### DIRECTIVE
Note each line that includes the word "said". Copy those lines.

— Start of STORED ROWS —

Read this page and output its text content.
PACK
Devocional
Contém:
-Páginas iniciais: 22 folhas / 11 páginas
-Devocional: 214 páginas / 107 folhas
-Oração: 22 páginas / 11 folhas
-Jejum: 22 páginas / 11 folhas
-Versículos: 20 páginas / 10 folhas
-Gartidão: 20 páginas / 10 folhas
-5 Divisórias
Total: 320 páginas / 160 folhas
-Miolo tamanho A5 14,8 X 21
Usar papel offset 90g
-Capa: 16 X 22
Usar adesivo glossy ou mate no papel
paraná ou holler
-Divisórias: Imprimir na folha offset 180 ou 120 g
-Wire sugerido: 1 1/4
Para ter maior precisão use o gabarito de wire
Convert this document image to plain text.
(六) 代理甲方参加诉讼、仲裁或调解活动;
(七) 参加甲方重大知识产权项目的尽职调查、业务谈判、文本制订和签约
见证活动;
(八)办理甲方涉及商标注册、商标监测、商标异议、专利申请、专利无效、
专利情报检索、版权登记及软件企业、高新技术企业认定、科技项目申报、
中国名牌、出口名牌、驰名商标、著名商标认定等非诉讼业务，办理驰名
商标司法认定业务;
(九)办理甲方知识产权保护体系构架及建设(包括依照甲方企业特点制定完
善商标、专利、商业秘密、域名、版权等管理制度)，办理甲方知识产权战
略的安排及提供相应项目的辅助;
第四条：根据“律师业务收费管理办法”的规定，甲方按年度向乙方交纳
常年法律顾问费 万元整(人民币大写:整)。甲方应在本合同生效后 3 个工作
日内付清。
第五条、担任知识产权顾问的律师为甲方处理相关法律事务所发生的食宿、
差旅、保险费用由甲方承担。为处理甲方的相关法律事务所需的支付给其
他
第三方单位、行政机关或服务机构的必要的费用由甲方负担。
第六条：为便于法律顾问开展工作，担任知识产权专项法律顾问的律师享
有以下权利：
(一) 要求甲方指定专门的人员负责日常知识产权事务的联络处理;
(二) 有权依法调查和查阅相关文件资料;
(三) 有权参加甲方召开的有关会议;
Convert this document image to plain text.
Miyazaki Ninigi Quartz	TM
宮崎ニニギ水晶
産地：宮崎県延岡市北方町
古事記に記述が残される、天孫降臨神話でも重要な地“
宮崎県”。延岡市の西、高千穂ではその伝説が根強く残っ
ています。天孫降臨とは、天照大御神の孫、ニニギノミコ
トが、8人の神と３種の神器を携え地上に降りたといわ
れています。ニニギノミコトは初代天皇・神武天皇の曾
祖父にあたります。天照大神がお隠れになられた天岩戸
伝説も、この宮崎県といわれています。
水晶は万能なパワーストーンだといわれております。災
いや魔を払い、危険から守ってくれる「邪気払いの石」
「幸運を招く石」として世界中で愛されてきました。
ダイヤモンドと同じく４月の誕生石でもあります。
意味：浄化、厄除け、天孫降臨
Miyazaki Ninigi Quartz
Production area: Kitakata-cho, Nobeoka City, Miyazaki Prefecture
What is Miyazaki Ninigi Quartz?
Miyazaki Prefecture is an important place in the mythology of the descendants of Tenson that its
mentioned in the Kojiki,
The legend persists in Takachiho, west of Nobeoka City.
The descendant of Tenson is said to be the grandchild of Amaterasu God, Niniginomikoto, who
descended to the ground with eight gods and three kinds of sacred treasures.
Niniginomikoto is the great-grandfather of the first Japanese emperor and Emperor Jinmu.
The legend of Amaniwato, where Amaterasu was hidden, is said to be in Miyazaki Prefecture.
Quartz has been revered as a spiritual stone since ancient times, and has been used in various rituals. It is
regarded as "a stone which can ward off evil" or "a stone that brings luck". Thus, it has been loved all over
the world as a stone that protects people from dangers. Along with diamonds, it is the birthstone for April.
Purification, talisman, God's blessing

— End of STORED ROWS —

### RIGHT ANSWER
The descendant of Tenson is said to be the grandchild of Amaterasu God, Niniginomikoto, who
The legend of Amaniwato, where Amaterasu was hidden, is said to be in Miyazaki Prefecture.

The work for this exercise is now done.